:: Input data

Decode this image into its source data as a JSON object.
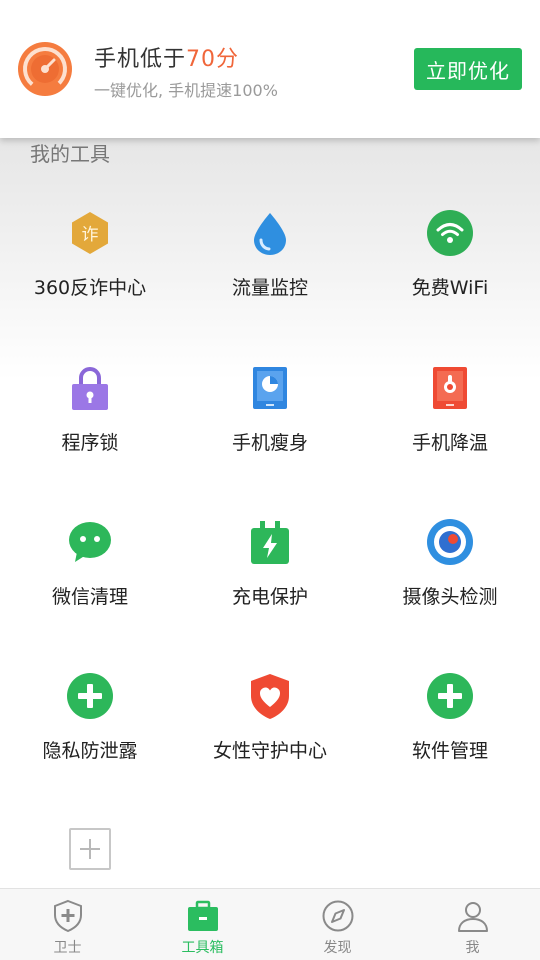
{
  "score_card": {
    "title_prefix": "手机低于",
    "title_highlight": "70分",
    "subtitle": "一键优化, 手机提速100%",
    "button_label": "立即优化"
  },
  "section_title": "我的工具",
  "tools": [
    {
      "label": "360反诈中心",
      "icon": "anti-fraud-icon"
    },
    {
      "label": "流量监控",
      "icon": "water-drop-icon"
    },
    {
      "label": "免费WiFi",
      "icon": "wifi-icon"
    },
    {
      "label": "程序锁",
      "icon": "lock-icon"
    },
    {
      "label": "手机瘦身",
      "icon": "phone-slim-icon"
    },
    {
      "label": "手机降温",
      "icon": "thermometer-icon"
    },
    {
      "label": "微信清理",
      "icon": "wechat-icon"
    },
    {
      "label": "充电保护",
      "icon": "charging-icon"
    },
    {
      "label": "摄像头检测",
      "icon": "camera-icon"
    },
    {
      "label": "隐私防泄露",
      "icon": "plus-circle-icon"
    },
    {
      "label": "女性守护中心",
      "icon": "heart-shield-icon"
    },
    {
      "label": "软件管理",
      "icon": "plus-circle-icon"
    }
  ],
  "add_tool": {
    "icon": "add-icon"
  },
  "bottom_nav": [
    {
      "label": "卫士",
      "icon": "shield-icon",
      "active": false
    },
    {
      "label": "工具箱",
      "icon": "toolbox-icon",
      "active": true
    },
    {
      "label": "发现",
      "icon": "compass-icon",
      "active": false
    },
    {
      "label": "我",
      "icon": "person-icon",
      "active": false
    }
  ],
  "colors": {
    "accent_green": "#26b85b",
    "score_orange": "#f0663a",
    "nav_active": "#2bbd60"
  }
}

::::

**Stated goal**. In the records above, find the lines containing "shield" and copy them.

**Result**.
      "icon": "heart-shield-icon"
      "icon": "shield-icon",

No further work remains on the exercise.